##### Material for this exercise

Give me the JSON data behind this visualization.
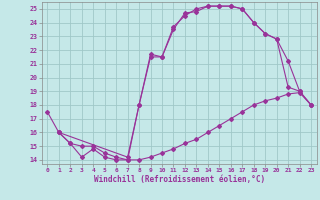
{
  "title": "",
  "xlabel": "Windchill (Refroidissement éolien,°C)",
  "ylabel": "",
  "bg_color": "#c5e8e8",
  "grid_color": "#a0c8c8",
  "line_color": "#993399",
  "xlim": [
    -0.5,
    23.5
  ],
  "ylim": [
    13.7,
    25.5
  ],
  "xticks": [
    0,
    1,
    2,
    3,
    4,
    5,
    6,
    7,
    8,
    9,
    10,
    11,
    12,
    13,
    14,
    15,
    16,
    17,
    18,
    19,
    20,
    21,
    22,
    23
  ],
  "yticks": [
    14,
    15,
    16,
    17,
    18,
    19,
    20,
    21,
    22,
    23,
    24,
    25
  ],
  "line1_x": [
    1,
    2,
    3,
    4,
    5,
    6,
    7,
    8,
    9,
    10,
    11,
    12,
    13,
    14,
    15,
    16,
    17,
    18,
    19,
    20,
    21,
    22,
    23
  ],
  "line1_y": [
    16.0,
    15.2,
    14.2,
    14.8,
    14.2,
    14.0,
    14.0,
    14.0,
    14.2,
    14.5,
    14.8,
    15.2,
    15.5,
    16.0,
    16.5,
    17.0,
    17.5,
    18.0,
    18.3,
    18.5,
    18.8,
    18.9,
    18.0
  ],
  "line2_x": [
    0,
    1,
    2,
    3,
    4,
    5,
    6,
    7,
    8,
    9,
    10,
    11,
    12,
    13,
    14,
    15,
    16,
    17,
    18,
    19,
    20,
    21,
    22,
    23
  ],
  "line2_y": [
    17.5,
    16.0,
    15.2,
    15.0,
    15.0,
    14.5,
    14.2,
    14.0,
    18.0,
    21.5,
    21.5,
    23.5,
    24.7,
    24.8,
    25.2,
    25.2,
    25.2,
    25.0,
    24.0,
    23.2,
    22.8,
    19.3,
    19.0,
    18.0
  ],
  "line3_x": [
    1,
    7,
    8,
    9,
    10,
    11,
    12,
    13,
    14,
    15,
    16,
    17,
    18,
    19,
    20,
    21,
    22,
    23
  ],
  "line3_y": [
    16.0,
    14.2,
    18.0,
    21.7,
    21.5,
    23.7,
    24.5,
    25.0,
    25.2,
    25.2,
    25.2,
    25.0,
    24.0,
    23.2,
    22.8,
    21.2,
    19.0,
    18.0
  ],
  "marker": "D",
  "markersize": 2.0,
  "linewidth": 0.8,
  "tick_labelsize": 4.5,
  "xlabel_fontsize": 5.5
}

##########

*Problem requirements:* Excluding the pictures, restate the records above word for word.

*The reply:*
Give me the JSON data behind this visualization.
{
  "title": "",
  "xlabel": "Windchill (Refroidissement éolien,°C)",
  "ylabel": "",
  "bg_color": "#c5e8e8",
  "grid_color": "#a0c8c8",
  "line_color": "#993399",
  "xlim": [
    -0.5,
    23.5
  ],
  "ylim": [
    13.7,
    25.5
  ],
  "xticks": [
    0,
    1,
    2,
    3,
    4,
    5,
    6,
    7,
    8,
    9,
    10,
    11,
    12,
    13,
    14,
    15,
    16,
    17,
    18,
    19,
    20,
    21,
    22,
    23
  ],
  "yticks": [
    14,
    15,
    16,
    17,
    18,
    19,
    20,
    21,
    22,
    23,
    24,
    25
  ],
  "line1_x": [
    1,
    2,
    3,
    4,
    5,
    6,
    7,
    8,
    9,
    10,
    11,
    12,
    13,
    14,
    15,
    16,
    17,
    18,
    19,
    20,
    21,
    22,
    23
  ],
  "line1_y": [
    16.0,
    15.2,
    14.2,
    14.8,
    14.2,
    14.0,
    14.0,
    14.0,
    14.2,
    14.5,
    14.8,
    15.2,
    15.5,
    16.0,
    16.5,
    17.0,
    17.5,
    18.0,
    18.3,
    18.5,
    18.8,
    18.9,
    18.0
  ],
  "line2_x": [
    0,
    1,
    2,
    3,
    4,
    5,
    6,
    7,
    8,
    9,
    10,
    11,
    12,
    13,
    14,
    15,
    16,
    17,
    18,
    19,
    20,
    21,
    22,
    23
  ],
  "line2_y": [
    17.5,
    16.0,
    15.2,
    15.0,
    15.0,
    14.5,
    14.2,
    14.0,
    18.0,
    21.5,
    21.5,
    23.5,
    24.7,
    24.8,
    25.2,
    25.2,
    25.2,
    25.0,
    24.0,
    23.2,
    22.8,
    19.3,
    19.0,
    18.0
  ],
  "line3_x": [
    1,
    7,
    8,
    9,
    10,
    11,
    12,
    13,
    14,
    15,
    16,
    17,
    18,
    19,
    20,
    21,
    22,
    23
  ],
  "line3_y": [
    16.0,
    14.2,
    18.0,
    21.7,
    21.5,
    23.7,
    24.5,
    25.0,
    25.2,
    25.2,
    25.2,
    25.0,
    24.0,
    23.2,
    22.8,
    21.2,
    19.0,
    18.0
  ],
  "marker": "D",
  "markersize": 2.0,
  "linewidth": 0.8,
  "tick_labelsize": 4.5,
  "xlabel_fontsize": 5.5
}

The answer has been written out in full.